■ TASK DESCRIPTION: Every record that follows should be printed verbatim.

[Records about charts and figures]
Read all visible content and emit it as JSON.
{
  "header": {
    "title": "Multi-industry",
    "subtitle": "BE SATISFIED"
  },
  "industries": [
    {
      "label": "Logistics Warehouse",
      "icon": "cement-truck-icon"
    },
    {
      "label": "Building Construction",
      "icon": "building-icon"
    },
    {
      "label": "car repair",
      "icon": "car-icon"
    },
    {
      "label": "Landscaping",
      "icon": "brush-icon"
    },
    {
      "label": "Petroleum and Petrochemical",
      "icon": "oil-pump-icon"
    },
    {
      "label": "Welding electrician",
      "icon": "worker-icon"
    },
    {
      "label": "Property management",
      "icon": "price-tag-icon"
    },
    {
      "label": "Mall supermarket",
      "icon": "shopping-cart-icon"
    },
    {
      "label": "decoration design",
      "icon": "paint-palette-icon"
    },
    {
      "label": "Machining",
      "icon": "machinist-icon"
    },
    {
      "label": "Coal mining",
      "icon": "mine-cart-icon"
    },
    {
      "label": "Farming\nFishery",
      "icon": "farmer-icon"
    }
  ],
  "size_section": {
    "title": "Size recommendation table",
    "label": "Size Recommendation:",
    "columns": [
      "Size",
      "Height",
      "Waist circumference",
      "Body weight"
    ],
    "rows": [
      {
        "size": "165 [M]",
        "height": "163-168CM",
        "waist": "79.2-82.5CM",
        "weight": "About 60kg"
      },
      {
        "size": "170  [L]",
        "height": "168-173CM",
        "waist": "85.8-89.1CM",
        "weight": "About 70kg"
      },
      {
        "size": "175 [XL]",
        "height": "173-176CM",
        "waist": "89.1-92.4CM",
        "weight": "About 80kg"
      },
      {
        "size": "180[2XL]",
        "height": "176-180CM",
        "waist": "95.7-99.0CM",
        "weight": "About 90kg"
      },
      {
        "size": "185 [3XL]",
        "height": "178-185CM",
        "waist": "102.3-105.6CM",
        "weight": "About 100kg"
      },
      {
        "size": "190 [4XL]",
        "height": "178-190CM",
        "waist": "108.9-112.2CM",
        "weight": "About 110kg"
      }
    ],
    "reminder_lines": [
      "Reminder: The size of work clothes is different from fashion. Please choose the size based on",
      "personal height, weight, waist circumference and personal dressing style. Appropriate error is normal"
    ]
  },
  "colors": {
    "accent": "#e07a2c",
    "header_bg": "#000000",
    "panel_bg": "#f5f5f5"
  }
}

■ EXERCISE ANSWER:
Read all visible content and emit it as JSON.
{
  "header": {
    "title": "Multi-industry",
    "subtitle": "BE SATISFIED"
  },
  "industries": [
    {
      "label": "Logistics Warehouse",
      "icon": "cement-truck-icon"
    },
    {
      "label": "Building Construction",
      "icon": "building-icon"
    },
    {
      "label": "car repair",
      "icon": "car-icon"
    },
    {
      "label": "Landscaping",
      "icon": "brush-icon"
    },
    {
      "label": "Petroleum and Petrochemical",
      "icon": "oil-pump-icon"
    },
    {
      "label": "Welding electrician",
      "icon": "worker-icon"
    },
    {
      "label": "Property management",
      "icon": "price-tag-icon"
    },
    {
      "label": "Mall supermarket",
      "icon": "shopping-cart-icon"
    },
    {
      "label": "decoration design",
      "icon": "paint-palette-icon"
    },
    {
      "label": "Machining",
      "icon": "machinist-icon"
    },
    {
      "label": "Coal mining",
      "icon": "mine-cart-icon"
    },
    {
      "label": "Farming\nFishery",
      "icon": "farmer-icon"
    }
  ],
  "size_section": {
    "title": "Size recommendation table",
    "label": "Size Recommendation:",
    "columns": [
      "Size",
      "Height",
      "Waist circumference",
      "Body weight"
    ],
    "rows": [
      {
        "size": "165 [M]",
        "height": "163-168CM",
        "waist": "79.2-82.5CM",
        "weight": "About 60kg"
      },
      {
        "size": "170  [L]",
        "height": "168-173CM",
        "waist": "85.8-89.1CM",
        "weight": "About 70kg"
      },
      {
        "size": "175 [XL]",
        "height": "173-176CM",
        "waist": "89.1-92.4CM",
        "weight": "About 80kg"
      },
      {
        "size": "180[2XL]",
        "height": "176-180CM",
        "waist": "95.7-99.0CM",
        "weight": "About 90kg"
      },
      {
        "size": "185 [3XL]",
        "height": "178-185CM",
        "waist": "102.3-105.6CM",
        "weight": "About 100kg"
      },
      {
        "size": "190 [4XL]",
        "height": "178-190CM",
        "waist": "108.9-112.2CM",
        "weight": "About 110kg"
      }
    ],
    "reminder_lines": [
      "Reminder: The size of work clothes is different from fashion. Please choose the size based on",
      "personal height, weight, waist circumference and personal dressing style. Appropriate error is normal"
    ]
  },
  "colors": {
    "accent": "#e07a2c",
    "header_bg": "#000000",
    "panel_bg": "#f5f5f5"
  }
}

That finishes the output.